**What to work on**
Return all lines that include the string "Portal".

• • • •

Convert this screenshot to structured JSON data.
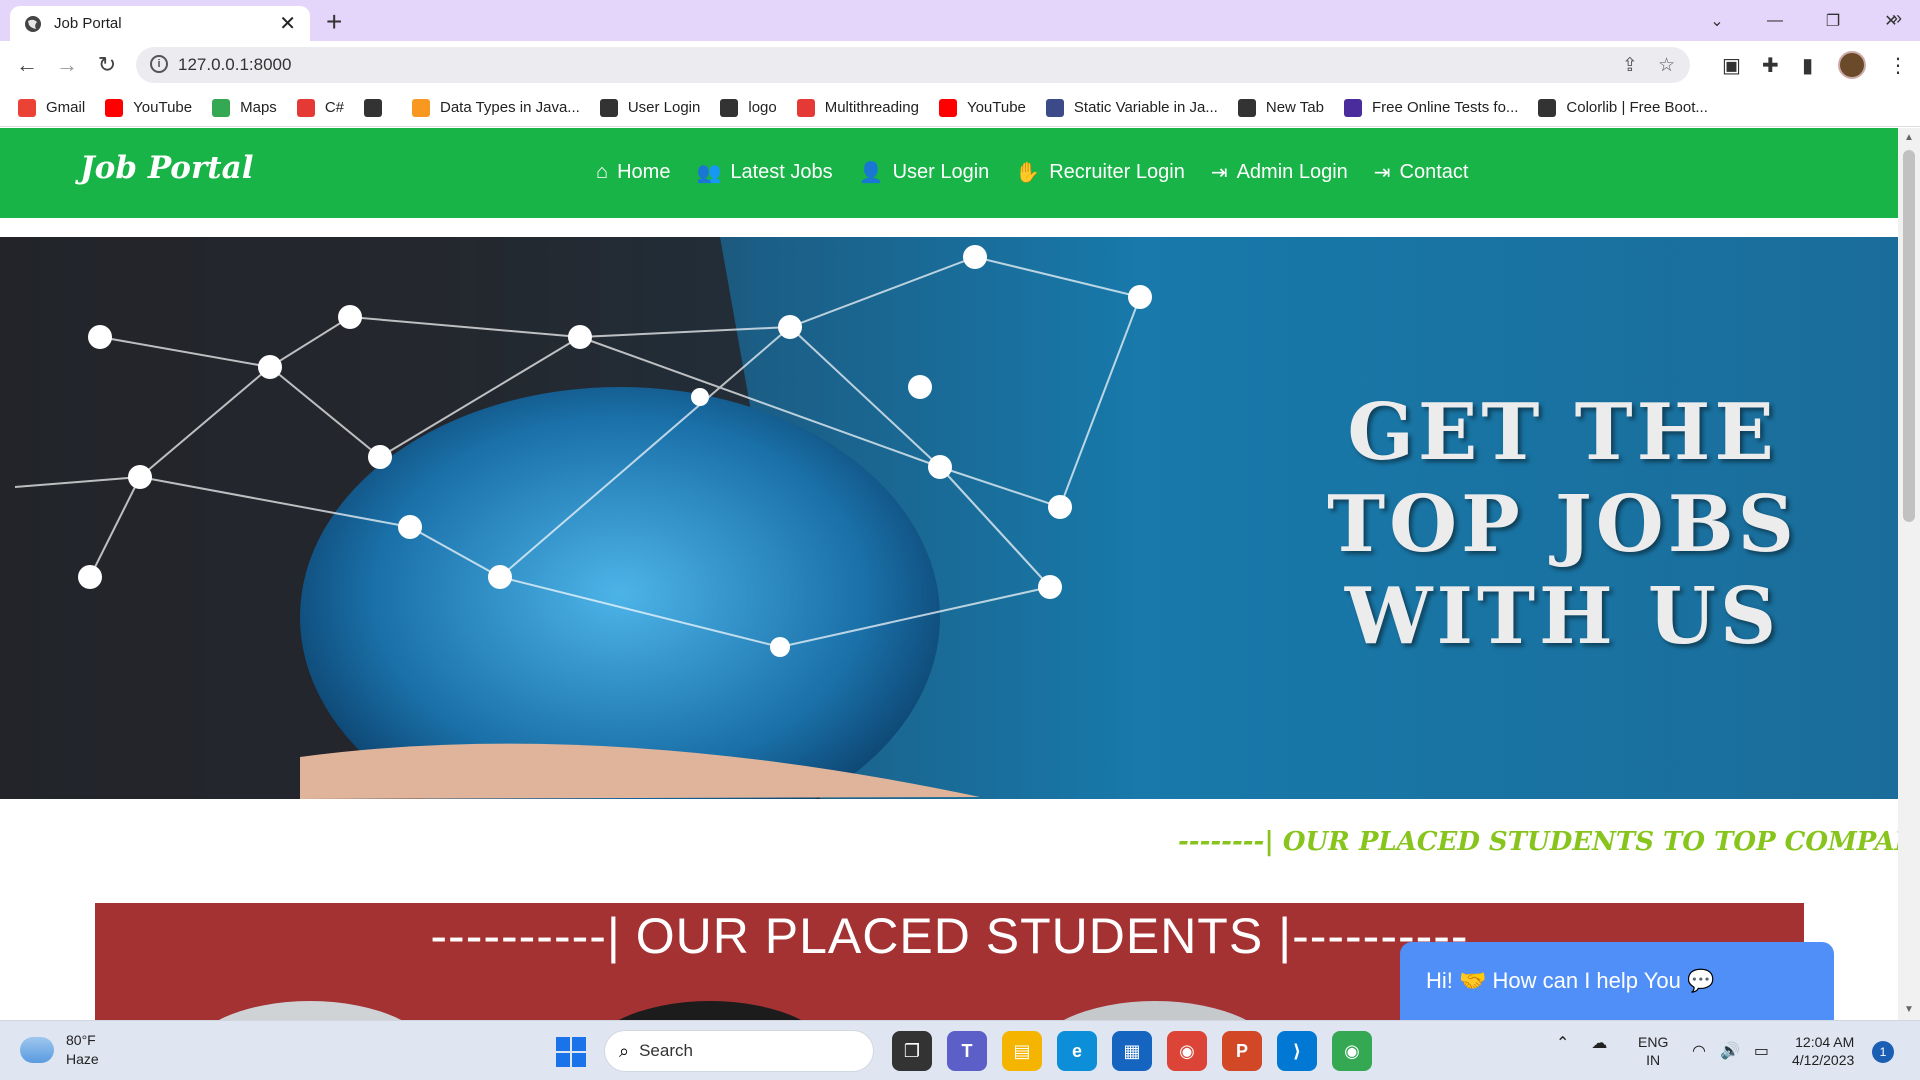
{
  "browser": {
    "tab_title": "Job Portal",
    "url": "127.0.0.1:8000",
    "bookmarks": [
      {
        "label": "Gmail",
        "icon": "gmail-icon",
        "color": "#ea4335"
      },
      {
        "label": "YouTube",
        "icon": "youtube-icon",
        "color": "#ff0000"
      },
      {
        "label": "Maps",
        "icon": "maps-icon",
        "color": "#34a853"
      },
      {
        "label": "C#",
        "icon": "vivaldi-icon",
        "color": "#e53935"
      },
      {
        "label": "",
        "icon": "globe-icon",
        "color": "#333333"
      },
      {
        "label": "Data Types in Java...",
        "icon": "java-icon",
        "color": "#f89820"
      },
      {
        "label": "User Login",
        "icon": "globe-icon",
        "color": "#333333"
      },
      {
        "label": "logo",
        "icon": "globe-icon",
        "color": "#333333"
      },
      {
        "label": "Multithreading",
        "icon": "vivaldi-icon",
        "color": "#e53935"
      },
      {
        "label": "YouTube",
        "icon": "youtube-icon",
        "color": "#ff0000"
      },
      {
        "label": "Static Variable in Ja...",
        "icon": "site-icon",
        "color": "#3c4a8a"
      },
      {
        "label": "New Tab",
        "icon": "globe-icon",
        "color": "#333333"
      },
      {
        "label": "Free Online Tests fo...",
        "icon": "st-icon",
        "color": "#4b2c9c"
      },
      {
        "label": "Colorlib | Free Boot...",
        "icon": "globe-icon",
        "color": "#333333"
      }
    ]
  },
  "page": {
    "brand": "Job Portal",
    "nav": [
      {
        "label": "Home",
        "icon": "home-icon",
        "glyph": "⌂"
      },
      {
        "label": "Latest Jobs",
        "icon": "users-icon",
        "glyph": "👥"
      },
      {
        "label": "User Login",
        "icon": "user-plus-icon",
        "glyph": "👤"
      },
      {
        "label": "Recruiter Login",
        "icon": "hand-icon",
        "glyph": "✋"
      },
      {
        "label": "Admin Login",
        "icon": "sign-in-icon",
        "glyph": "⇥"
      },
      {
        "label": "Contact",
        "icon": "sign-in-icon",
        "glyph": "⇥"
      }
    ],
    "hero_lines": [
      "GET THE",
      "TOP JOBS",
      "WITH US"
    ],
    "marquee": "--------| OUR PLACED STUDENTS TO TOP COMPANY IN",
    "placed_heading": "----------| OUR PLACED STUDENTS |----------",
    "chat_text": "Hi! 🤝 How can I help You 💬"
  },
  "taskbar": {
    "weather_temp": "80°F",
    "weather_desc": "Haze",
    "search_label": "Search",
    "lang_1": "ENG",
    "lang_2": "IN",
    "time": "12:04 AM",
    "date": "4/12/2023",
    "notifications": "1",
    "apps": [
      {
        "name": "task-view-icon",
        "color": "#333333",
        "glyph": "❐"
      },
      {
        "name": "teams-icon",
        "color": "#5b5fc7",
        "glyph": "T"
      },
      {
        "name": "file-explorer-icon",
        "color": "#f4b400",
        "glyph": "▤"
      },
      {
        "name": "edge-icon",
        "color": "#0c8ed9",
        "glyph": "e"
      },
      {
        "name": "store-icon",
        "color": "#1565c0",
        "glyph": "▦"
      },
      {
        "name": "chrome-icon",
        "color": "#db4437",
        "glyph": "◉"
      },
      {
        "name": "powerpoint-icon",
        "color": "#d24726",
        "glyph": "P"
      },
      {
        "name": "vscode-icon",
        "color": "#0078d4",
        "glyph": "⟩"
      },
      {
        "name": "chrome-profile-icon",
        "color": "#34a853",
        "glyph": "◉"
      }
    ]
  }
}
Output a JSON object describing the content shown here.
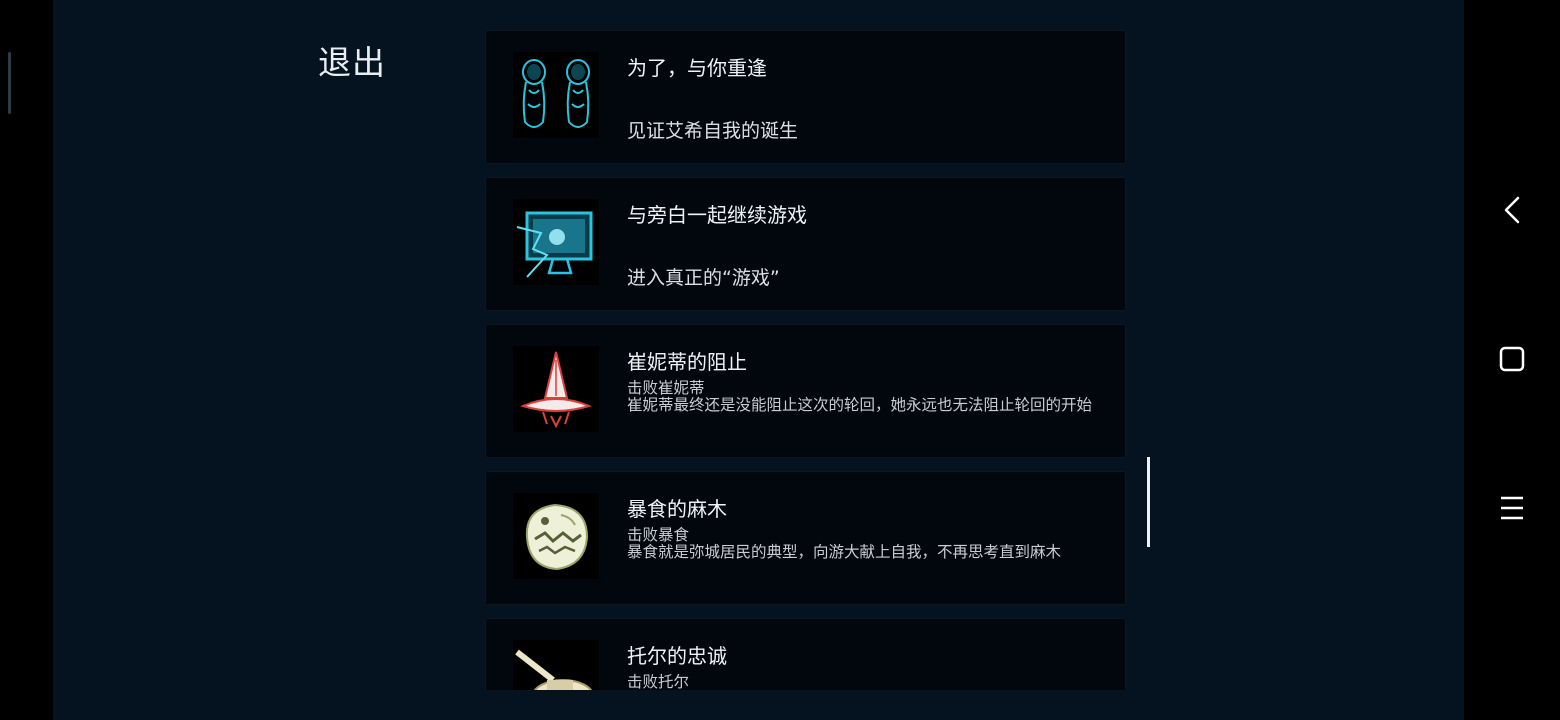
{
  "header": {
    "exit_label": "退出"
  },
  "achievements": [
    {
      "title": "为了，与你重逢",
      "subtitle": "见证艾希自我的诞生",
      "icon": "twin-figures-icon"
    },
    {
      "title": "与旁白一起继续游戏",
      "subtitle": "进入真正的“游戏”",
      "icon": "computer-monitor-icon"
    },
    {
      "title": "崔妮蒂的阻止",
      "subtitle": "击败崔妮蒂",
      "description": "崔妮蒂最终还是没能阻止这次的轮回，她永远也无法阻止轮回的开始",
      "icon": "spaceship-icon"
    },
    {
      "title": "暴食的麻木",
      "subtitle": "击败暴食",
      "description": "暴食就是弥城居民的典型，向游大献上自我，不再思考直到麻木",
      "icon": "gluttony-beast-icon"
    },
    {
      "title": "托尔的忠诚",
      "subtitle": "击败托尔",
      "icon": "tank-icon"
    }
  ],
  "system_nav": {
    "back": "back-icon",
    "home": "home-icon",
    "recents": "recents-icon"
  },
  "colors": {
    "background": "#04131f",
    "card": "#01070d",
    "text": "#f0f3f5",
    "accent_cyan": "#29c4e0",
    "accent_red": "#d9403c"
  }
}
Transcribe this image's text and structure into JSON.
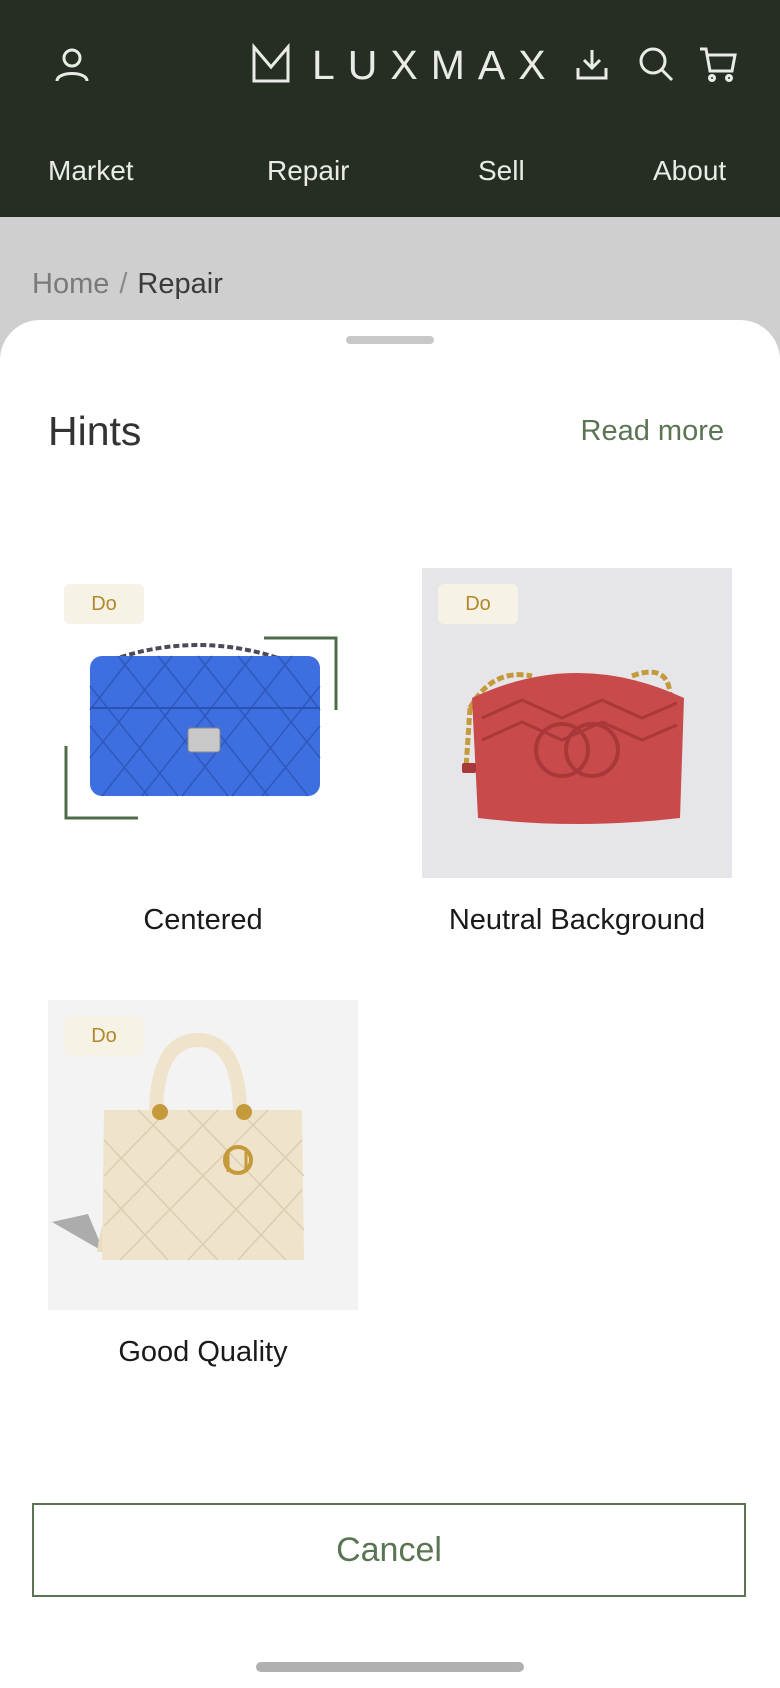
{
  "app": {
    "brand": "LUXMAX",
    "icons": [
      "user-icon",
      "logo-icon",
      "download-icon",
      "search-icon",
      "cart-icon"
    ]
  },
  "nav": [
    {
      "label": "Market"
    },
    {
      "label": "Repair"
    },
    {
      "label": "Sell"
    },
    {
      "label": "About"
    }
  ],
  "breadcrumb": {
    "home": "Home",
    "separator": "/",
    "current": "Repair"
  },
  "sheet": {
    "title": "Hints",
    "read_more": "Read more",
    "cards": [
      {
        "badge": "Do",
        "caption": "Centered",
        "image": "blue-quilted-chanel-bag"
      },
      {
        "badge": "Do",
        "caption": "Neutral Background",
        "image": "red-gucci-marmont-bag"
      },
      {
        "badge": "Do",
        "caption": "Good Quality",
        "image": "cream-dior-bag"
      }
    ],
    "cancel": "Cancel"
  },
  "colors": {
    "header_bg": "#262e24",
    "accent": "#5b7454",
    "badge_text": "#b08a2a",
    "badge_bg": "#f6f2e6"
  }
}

• • • •

**Written answer**
    "tab_title": "Job Portal",
    "brand": "Job Portal",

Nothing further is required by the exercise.